Start of DATA TO PROCESS
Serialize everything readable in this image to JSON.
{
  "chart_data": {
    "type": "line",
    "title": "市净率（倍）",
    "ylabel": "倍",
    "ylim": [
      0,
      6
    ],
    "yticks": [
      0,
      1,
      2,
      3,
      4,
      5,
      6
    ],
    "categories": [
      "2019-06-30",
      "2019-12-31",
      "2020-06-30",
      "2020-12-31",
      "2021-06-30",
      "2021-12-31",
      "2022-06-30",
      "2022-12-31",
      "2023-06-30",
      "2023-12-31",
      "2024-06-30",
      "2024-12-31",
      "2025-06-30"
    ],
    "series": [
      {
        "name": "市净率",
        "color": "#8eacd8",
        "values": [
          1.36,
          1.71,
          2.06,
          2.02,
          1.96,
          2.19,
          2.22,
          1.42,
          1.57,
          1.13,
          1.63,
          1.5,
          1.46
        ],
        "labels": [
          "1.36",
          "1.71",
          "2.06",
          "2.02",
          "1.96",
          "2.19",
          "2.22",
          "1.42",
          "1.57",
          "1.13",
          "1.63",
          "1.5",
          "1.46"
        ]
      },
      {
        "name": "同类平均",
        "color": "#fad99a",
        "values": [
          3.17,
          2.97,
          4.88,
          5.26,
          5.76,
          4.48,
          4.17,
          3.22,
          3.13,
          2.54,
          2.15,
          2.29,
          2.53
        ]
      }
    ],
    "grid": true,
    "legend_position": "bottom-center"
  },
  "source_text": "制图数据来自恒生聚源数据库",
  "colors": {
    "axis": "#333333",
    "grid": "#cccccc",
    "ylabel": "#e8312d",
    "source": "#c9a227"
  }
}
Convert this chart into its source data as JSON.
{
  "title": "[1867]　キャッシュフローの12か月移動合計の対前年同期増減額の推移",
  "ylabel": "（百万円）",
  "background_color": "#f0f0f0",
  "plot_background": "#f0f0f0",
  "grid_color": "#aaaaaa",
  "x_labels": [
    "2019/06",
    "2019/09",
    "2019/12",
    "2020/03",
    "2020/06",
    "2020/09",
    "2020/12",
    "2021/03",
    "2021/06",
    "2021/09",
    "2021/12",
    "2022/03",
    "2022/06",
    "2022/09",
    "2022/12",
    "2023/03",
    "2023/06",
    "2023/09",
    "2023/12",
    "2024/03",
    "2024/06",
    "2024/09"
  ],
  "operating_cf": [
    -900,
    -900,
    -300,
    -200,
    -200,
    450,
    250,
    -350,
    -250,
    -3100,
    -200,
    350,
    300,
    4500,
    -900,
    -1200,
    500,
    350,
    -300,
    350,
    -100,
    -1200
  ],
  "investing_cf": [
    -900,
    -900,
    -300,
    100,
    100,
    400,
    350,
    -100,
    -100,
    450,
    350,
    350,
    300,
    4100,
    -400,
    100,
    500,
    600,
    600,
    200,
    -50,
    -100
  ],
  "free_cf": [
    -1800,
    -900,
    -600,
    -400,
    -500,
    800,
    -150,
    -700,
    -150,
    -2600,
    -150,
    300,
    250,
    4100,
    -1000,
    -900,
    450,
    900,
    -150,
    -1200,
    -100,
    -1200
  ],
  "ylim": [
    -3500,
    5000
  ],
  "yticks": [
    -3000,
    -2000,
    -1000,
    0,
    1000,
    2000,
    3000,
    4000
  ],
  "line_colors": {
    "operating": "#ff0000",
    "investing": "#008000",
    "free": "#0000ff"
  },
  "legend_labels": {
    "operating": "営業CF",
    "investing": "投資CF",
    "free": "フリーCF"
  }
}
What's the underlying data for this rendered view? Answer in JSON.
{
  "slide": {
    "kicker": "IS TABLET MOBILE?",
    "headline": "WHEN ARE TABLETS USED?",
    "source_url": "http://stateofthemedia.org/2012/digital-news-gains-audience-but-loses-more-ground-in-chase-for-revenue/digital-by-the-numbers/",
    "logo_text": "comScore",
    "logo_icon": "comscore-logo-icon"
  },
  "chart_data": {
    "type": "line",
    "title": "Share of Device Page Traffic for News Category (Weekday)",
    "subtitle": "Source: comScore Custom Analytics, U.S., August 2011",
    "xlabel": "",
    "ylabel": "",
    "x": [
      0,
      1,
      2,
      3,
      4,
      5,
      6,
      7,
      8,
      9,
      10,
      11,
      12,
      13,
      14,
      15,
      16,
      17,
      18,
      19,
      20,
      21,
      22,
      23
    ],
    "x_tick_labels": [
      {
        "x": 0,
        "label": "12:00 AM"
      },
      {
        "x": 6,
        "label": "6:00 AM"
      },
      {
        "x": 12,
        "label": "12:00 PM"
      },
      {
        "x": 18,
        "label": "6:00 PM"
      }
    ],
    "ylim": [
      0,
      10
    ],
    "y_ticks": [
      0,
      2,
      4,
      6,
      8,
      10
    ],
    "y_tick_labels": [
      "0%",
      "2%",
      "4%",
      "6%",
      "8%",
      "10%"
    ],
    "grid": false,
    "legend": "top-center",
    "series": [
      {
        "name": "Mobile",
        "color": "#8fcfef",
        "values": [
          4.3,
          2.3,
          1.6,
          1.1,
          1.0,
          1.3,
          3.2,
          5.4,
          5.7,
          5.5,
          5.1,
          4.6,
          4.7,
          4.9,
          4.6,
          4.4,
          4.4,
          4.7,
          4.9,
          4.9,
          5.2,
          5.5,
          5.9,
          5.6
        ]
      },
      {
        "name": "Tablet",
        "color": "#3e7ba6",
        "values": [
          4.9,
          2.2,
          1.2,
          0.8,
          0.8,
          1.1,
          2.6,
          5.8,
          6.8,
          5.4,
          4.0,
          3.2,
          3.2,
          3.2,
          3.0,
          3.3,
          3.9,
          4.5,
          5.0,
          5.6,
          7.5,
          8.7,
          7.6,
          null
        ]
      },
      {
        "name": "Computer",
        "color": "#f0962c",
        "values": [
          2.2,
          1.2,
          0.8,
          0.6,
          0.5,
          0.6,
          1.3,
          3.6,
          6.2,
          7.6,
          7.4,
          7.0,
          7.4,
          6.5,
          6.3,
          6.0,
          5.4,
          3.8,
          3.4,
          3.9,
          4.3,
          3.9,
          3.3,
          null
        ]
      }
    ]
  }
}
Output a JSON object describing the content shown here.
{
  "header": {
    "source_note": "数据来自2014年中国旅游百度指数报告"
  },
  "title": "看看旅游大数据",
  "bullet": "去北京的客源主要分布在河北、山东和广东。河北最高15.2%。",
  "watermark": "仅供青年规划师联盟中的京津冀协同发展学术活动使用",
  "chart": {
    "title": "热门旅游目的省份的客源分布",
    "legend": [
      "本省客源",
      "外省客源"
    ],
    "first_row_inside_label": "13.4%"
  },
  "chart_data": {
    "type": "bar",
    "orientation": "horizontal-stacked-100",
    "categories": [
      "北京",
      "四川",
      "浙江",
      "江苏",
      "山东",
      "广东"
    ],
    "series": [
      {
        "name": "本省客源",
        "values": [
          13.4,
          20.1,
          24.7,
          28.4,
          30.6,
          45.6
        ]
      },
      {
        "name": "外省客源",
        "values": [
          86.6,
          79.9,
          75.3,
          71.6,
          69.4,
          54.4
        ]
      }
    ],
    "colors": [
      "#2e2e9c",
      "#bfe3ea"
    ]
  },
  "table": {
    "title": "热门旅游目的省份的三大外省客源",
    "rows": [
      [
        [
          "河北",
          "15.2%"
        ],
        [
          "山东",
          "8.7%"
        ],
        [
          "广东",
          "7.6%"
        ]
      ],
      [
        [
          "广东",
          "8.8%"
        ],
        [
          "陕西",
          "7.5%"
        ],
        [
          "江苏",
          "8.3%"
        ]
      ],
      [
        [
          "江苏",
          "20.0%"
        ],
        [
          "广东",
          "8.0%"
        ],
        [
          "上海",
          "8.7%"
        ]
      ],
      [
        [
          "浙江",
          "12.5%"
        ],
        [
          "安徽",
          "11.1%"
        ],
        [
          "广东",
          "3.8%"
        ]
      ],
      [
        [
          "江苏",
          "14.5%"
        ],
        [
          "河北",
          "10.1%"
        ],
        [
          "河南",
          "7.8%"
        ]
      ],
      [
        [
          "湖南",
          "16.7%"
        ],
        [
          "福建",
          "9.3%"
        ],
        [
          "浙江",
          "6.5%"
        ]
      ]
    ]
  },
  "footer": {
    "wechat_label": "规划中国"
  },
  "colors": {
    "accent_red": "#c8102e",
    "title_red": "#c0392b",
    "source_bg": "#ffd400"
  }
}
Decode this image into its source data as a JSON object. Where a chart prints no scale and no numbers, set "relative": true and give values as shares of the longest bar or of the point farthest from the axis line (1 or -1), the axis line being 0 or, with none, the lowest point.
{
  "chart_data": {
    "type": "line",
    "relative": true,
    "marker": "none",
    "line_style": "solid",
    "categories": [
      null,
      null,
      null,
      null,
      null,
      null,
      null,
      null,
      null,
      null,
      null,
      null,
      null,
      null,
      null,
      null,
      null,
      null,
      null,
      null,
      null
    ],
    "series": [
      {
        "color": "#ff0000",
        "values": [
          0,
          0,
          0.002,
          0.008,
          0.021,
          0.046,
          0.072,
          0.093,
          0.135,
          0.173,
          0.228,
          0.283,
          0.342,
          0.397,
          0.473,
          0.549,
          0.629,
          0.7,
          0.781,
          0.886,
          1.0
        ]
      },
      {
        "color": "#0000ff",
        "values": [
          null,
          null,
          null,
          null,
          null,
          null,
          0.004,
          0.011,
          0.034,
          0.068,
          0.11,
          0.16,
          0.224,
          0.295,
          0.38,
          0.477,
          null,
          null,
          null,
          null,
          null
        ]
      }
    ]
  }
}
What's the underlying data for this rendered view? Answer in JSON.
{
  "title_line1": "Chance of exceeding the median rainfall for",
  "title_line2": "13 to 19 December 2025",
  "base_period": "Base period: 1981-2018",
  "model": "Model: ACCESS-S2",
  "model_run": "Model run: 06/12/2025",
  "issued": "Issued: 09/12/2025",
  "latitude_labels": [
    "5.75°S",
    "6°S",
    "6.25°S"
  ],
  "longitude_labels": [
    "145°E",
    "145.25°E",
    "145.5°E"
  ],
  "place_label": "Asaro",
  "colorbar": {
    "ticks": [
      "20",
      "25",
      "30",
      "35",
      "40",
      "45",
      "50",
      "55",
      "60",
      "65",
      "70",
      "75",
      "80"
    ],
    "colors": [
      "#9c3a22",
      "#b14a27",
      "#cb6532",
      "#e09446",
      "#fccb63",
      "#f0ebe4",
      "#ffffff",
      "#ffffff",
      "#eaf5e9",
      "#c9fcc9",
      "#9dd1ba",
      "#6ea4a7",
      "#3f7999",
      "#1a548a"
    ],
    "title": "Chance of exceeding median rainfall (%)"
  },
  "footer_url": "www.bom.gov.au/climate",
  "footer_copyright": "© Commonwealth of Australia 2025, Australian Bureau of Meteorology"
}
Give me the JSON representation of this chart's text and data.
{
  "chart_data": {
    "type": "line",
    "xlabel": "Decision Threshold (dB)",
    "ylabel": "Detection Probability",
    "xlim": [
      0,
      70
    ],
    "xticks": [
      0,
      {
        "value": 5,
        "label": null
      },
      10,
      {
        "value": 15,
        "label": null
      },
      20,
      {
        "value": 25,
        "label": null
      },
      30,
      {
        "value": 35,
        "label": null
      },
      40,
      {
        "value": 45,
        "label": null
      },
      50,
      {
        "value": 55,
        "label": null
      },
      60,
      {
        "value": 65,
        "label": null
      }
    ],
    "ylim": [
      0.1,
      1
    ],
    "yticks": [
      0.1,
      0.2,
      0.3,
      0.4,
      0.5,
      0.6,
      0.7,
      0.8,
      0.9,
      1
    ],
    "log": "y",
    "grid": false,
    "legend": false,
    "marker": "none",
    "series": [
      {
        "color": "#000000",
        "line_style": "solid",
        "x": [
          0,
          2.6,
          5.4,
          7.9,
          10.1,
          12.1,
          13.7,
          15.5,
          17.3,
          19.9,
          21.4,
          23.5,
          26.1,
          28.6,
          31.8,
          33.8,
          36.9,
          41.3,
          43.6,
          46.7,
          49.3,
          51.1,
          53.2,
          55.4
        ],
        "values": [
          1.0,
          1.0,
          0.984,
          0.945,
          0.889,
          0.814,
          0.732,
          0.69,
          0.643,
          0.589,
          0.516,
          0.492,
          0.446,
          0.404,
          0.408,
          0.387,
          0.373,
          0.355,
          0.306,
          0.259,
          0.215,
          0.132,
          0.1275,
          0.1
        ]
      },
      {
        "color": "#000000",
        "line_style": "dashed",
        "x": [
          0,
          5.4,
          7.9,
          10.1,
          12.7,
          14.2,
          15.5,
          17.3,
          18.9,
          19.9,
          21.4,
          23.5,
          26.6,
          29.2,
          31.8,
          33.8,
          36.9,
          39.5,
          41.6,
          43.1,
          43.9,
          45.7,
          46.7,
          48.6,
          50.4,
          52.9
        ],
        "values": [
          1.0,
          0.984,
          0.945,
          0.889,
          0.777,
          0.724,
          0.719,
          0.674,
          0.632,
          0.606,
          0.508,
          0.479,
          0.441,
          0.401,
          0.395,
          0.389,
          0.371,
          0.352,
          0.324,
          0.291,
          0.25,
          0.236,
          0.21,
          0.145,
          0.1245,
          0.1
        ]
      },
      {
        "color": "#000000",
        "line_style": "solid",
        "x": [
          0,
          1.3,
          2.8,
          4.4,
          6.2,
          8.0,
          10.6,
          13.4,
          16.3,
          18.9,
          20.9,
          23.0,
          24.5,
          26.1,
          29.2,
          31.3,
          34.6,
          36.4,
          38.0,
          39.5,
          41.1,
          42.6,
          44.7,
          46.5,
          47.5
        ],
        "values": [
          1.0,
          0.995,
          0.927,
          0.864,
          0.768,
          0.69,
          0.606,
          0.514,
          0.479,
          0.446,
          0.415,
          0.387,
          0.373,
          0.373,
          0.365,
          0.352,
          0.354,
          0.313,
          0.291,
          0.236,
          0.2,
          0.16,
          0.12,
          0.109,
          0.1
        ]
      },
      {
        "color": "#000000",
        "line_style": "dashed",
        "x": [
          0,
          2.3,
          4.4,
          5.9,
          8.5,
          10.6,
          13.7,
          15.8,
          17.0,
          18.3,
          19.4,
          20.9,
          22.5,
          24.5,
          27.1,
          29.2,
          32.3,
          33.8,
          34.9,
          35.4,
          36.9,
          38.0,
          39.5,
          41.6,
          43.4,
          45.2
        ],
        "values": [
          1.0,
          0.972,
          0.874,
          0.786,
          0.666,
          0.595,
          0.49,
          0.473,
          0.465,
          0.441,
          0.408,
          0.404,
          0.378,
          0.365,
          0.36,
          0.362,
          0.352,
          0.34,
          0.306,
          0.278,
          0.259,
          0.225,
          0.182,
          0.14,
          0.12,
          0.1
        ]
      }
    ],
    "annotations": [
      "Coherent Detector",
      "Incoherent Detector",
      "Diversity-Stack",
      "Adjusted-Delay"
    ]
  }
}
End of DATA TO PROCESS
* **DIRECTIONS FOR THIS TASK**: Lines containing the word "center" must all be returned from the material above.

* **RESULT FOR THIS EXERCISE**:
    "legend_position": "bottom-center"
    "legend": "top-center",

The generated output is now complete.